-- Dataset entries --

— START —

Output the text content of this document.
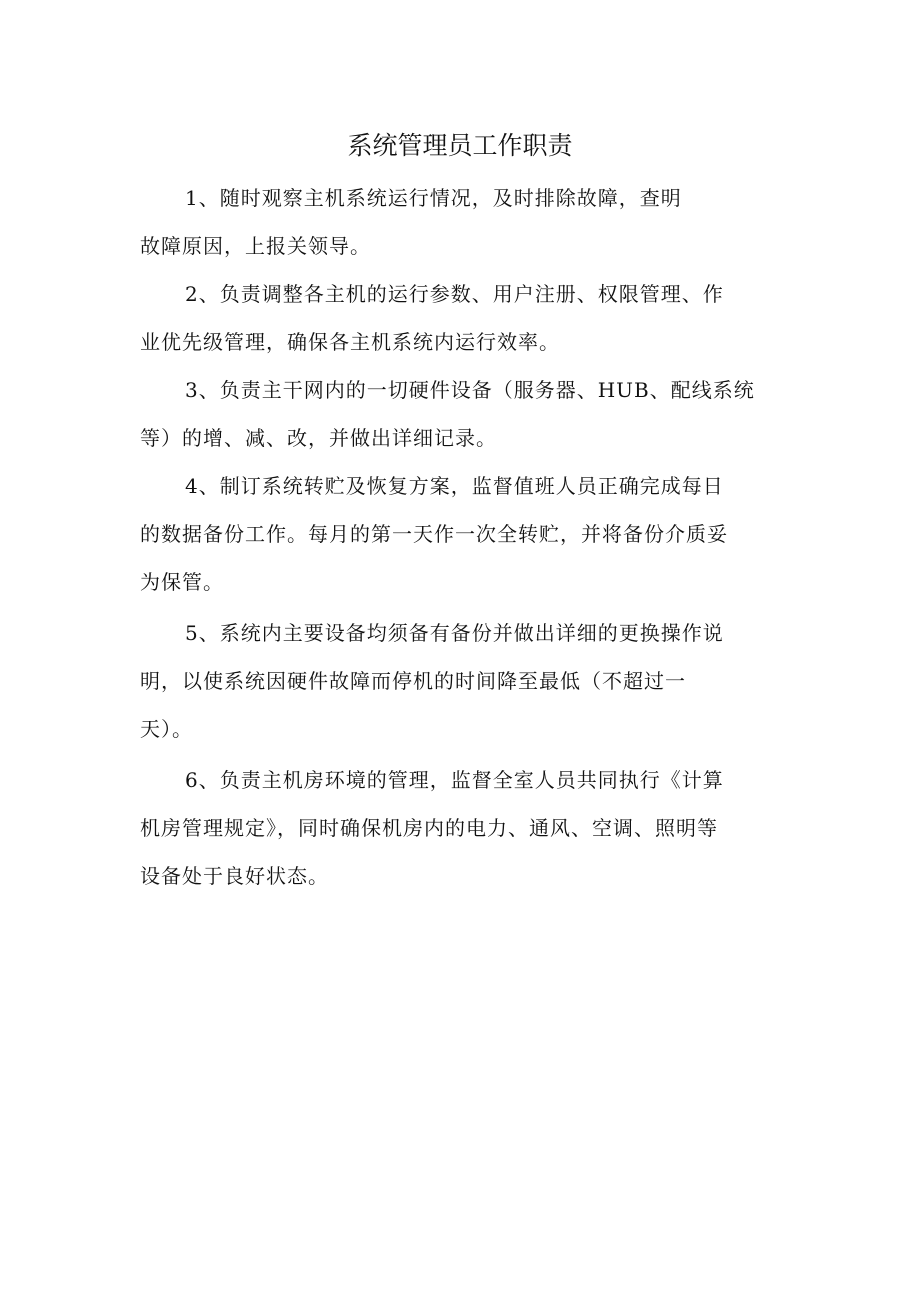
系统管理员工作职责

1、随时观察主机系统运行情况，及时排除故障，查明
故障原因，上报关领导。

2、负责调整各主机的运行参数、用户注册、权限管理、作
业优先级管理，确保各主机系统内运行效率。

3、负责主干网内的一切硬件设备（服务器、HUB、配线系统
等）的增、减、改，并做出详细记录。

4、制订系统转贮及恢复方案，监督值班人员正确完成每日
的数据备份工作。每月的第一天作一次全转贮，并将备份介质妥
为保管。

5、系统内主要设备均须备有备份并做出详细的更换操作说
明，以使系统因硬件故障而停机的时间降至最低（不超过一
天）。

6、负责主机房环境的管理，监督全室人员共同执行《计算
机房管理规定》，同时确保机房内的电力、通风、空调、照明等
设备处于良好状态。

— END —

-- Short exercise --
Leave out the pictures and return every record word for word.

-- Exercise solution --
Output the text content of this document.
系统管理员工作职责

1、随时观察主机系统运行情况，及时排除故障，查明
故障原因，上报关领导。

2、负责调整各主机的运行参数、用户注册、权限管理、作
业优先级管理，确保各主机系统内运行效率。

3、负责主干网内的一切硬件设备（服务器、HUB、配线系统
等）的增、减、改，并做出详细记录。

4、制订系统转贮及恢复方案，监督值班人员正确完成每日
的数据备份工作。每月的第一天作一次全转贮，并将备份介质妥
为保管。

5、系统内主要设备均须备有备份并做出详细的更换操作说
明，以使系统因硬件故障而停机的时间降至最低（不超过一
天）。

6、负责主机房环境的管理，监督全室人员共同执行《计算
机房管理规定》，同时确保机房内的电力、通风、空调、照明等
设备处于良好状态。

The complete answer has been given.